### [WORK TO BE COMPLETED]
From the listing, collect all lines containing the word "Urban".

### [RECORDS PROVIDED]
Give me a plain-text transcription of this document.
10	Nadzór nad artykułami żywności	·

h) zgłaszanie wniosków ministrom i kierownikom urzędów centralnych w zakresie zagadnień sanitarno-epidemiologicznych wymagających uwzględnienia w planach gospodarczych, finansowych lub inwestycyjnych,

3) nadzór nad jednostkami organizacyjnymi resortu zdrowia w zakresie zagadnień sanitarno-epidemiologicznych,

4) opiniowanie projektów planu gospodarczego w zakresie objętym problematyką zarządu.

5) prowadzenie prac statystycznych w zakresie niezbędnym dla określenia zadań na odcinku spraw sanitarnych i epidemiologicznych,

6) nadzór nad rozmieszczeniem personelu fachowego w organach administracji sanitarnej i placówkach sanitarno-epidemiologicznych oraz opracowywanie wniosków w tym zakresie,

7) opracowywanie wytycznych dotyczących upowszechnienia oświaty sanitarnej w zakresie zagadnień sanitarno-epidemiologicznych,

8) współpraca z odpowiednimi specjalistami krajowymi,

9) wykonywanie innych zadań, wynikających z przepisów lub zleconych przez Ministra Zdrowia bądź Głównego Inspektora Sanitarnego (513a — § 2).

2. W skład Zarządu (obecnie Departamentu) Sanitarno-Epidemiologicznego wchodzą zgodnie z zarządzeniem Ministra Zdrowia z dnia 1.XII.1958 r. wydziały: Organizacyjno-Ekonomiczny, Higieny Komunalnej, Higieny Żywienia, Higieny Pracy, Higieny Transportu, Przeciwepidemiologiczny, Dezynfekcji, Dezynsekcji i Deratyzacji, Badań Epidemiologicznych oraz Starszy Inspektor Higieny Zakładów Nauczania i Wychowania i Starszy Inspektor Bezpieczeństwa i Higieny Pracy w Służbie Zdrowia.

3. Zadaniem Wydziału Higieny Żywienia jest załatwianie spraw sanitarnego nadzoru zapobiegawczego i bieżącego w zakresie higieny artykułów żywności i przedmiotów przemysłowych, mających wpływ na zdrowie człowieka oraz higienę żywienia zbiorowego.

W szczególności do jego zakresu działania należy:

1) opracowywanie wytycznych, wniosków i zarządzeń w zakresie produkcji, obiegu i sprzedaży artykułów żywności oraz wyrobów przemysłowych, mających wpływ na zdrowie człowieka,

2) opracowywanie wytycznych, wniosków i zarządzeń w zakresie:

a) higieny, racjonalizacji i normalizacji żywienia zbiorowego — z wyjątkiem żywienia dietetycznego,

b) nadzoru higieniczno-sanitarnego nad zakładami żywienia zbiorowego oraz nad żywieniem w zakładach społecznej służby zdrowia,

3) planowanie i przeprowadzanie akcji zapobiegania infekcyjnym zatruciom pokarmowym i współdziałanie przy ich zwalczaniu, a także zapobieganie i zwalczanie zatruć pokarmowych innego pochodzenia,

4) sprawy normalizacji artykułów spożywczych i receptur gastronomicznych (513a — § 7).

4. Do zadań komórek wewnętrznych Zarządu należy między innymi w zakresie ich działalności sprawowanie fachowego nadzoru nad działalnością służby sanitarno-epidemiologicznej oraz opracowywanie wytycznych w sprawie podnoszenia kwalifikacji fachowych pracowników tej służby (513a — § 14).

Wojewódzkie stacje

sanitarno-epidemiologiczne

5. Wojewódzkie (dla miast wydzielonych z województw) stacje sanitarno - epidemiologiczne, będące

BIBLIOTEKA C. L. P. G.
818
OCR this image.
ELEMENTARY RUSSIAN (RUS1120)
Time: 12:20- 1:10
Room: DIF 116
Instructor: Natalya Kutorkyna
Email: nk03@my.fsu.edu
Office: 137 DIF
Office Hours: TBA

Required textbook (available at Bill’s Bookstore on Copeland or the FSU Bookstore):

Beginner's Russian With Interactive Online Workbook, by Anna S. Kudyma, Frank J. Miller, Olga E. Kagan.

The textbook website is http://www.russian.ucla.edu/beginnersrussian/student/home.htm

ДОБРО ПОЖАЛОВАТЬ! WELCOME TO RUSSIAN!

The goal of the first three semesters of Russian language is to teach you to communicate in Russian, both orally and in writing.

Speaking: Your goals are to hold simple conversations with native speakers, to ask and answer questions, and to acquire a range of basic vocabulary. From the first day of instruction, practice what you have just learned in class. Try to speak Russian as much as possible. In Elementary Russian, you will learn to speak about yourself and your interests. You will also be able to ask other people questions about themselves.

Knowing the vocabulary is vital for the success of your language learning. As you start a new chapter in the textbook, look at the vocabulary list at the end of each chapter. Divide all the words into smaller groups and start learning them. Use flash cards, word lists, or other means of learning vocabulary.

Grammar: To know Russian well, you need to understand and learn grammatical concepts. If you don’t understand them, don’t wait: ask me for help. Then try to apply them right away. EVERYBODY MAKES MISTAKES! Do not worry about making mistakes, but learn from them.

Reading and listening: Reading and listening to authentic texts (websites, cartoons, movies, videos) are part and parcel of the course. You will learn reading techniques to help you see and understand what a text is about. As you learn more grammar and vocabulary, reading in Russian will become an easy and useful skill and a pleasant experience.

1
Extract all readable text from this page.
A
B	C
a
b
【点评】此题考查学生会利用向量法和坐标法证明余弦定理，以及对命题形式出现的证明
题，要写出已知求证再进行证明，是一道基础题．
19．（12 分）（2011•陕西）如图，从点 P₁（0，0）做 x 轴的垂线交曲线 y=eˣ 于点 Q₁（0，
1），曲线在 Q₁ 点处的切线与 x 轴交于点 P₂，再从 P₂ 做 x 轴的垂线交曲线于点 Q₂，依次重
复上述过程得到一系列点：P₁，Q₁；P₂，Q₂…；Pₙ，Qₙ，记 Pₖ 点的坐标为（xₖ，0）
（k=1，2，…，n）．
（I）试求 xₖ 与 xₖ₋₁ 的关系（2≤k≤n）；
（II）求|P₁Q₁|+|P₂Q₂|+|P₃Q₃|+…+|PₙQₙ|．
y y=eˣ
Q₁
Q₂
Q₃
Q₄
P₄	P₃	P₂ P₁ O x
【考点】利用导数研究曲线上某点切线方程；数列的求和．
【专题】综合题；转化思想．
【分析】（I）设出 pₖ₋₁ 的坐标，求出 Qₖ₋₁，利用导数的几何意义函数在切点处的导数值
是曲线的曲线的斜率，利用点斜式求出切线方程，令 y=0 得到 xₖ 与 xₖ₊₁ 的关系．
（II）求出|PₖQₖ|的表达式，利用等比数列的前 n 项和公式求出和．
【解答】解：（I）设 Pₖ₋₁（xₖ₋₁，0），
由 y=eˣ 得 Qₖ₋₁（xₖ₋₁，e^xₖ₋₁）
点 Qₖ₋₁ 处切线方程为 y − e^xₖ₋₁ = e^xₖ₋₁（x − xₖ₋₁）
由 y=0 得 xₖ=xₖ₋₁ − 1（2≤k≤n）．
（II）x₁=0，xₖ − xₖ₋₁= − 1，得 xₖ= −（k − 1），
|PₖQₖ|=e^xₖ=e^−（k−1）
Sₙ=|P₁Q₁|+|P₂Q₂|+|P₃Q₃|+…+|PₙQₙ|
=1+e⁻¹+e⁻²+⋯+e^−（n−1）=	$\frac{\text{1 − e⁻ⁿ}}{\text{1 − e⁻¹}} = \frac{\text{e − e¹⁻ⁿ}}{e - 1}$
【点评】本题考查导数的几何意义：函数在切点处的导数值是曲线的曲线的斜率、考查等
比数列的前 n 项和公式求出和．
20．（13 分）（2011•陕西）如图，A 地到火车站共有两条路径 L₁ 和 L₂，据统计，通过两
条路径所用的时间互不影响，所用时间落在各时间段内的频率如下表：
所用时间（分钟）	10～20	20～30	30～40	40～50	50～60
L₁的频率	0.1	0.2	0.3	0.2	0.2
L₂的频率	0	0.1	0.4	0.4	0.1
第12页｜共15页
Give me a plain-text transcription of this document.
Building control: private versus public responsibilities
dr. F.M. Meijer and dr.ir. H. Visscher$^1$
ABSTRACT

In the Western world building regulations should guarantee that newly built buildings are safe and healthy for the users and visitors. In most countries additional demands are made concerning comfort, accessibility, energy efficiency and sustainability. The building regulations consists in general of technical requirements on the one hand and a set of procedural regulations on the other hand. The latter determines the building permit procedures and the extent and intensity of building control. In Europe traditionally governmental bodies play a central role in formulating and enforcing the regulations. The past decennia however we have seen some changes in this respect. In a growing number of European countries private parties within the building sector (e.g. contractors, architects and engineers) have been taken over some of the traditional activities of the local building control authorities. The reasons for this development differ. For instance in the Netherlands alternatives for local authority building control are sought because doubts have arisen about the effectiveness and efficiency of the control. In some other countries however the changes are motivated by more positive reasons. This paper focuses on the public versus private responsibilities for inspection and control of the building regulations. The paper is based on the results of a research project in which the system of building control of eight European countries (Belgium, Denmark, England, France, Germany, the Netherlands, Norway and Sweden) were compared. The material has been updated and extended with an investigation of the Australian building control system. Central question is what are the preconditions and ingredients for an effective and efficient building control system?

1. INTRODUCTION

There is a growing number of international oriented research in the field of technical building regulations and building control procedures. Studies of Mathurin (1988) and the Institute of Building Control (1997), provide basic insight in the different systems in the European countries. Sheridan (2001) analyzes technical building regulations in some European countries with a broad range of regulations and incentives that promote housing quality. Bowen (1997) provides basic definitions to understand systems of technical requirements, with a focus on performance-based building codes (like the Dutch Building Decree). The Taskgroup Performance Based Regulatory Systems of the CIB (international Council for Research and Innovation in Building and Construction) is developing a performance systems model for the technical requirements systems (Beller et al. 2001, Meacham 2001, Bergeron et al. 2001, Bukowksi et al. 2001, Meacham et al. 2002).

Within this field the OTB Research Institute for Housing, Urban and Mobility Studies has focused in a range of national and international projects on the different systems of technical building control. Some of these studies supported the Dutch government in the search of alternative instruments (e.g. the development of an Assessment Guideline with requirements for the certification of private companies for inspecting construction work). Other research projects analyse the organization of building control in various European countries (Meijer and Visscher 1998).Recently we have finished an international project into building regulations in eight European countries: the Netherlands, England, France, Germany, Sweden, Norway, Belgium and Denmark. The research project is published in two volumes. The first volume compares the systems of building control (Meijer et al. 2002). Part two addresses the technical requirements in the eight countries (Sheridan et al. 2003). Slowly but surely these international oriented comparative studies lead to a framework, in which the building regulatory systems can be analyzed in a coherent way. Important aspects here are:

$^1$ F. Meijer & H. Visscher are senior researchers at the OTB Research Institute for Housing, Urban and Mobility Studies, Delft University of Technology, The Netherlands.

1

### [WRITTEN ANSWER]
Within this field the OTB Research Institute for Housing, Urban and Mobility Studies has focused in a range of national and international projects on the different systems of technical building control. Some of these studies supported the Dutch government in the search of alternative instruments (e.g. the development of an Assessment Guideline with requirements for the certification of private companies for inspecting construction work). Other research projects analyse the organization of building control in various European countries (Meijer and Visscher 1998).Recently we have finished an international project into building regulations in eight European countries: the Netherlands, England, France, Germany, Sweden, Norway, Belgium and Denmark. The research project is published in two volumes. The first volume compares the systems of building control (Meijer et al. 2002). Part two addresses the technical requirements in the eight countries (Sheridan et al. 2003). Slowly but surely these international oriented comparative studies lead to a framework, in which the building regulatory systems can be analyzed in a coherent way. Important aspects here are:
$^1$ F. Meijer & H. Visscher are senior researchers at the OTB Research Institute for Housing, Urban and Mobility Studies, Delft University of Technology, The Netherlands.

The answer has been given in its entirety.